GIVEN REQUEST :: In the entries that follow, how many lines contain the word "Cómo"? Answer with the number only.

RECORDS FOR THIS TASK ::
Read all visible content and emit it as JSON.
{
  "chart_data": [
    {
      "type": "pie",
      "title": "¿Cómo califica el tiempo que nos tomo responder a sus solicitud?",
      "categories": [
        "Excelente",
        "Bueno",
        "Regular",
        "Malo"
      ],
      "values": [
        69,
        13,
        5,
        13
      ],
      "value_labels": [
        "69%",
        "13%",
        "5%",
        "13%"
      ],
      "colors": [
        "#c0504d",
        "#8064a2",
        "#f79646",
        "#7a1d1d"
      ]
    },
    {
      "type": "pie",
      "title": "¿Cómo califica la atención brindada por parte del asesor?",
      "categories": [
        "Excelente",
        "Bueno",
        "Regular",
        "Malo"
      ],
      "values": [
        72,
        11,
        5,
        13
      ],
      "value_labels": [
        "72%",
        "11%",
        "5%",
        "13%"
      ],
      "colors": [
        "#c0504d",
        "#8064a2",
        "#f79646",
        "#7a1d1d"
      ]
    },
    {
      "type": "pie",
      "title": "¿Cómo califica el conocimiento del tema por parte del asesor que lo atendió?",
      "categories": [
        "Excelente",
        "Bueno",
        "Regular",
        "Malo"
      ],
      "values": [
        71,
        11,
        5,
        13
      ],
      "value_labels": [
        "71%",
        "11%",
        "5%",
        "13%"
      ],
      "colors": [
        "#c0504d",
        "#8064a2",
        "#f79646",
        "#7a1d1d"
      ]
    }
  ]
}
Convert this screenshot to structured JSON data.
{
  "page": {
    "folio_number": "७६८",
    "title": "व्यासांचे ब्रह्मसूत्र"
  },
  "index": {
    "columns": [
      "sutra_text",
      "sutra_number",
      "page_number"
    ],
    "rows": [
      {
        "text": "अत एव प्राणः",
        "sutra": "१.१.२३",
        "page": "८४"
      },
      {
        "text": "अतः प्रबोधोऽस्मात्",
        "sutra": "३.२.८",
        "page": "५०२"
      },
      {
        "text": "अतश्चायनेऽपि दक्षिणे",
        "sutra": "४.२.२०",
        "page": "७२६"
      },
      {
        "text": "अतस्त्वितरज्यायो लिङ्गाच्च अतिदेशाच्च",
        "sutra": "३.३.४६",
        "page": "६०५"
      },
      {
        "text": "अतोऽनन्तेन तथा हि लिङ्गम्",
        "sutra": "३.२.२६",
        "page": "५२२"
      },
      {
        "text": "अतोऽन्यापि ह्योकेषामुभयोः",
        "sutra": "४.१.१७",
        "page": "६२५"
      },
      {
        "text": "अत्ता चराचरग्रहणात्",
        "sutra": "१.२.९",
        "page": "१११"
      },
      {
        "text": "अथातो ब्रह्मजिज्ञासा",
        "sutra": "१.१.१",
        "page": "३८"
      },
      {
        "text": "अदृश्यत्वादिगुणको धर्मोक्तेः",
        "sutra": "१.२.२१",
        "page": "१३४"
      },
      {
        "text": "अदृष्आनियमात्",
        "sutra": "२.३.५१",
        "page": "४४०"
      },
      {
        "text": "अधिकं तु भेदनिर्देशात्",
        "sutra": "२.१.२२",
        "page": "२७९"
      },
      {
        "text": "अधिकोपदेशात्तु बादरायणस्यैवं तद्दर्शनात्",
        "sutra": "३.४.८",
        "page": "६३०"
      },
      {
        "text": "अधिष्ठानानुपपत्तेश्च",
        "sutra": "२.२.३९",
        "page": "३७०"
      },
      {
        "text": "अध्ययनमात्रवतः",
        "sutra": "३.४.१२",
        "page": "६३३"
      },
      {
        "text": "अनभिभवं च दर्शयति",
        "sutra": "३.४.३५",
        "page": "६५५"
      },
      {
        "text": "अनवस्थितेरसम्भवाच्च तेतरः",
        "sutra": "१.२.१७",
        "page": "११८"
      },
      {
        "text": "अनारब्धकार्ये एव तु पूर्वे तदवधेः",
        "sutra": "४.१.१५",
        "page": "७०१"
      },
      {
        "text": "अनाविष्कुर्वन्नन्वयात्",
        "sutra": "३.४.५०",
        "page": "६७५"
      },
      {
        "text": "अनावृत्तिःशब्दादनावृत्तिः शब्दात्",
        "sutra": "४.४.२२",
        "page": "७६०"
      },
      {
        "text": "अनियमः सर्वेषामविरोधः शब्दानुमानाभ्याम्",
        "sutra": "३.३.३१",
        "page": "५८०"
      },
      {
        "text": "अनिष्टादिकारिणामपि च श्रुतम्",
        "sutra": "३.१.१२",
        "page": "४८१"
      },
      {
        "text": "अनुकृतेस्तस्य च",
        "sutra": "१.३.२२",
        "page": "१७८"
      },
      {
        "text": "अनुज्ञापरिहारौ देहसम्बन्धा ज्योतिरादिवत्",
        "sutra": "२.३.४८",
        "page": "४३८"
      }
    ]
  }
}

SOLUTION TO THE PROBLEM :: 3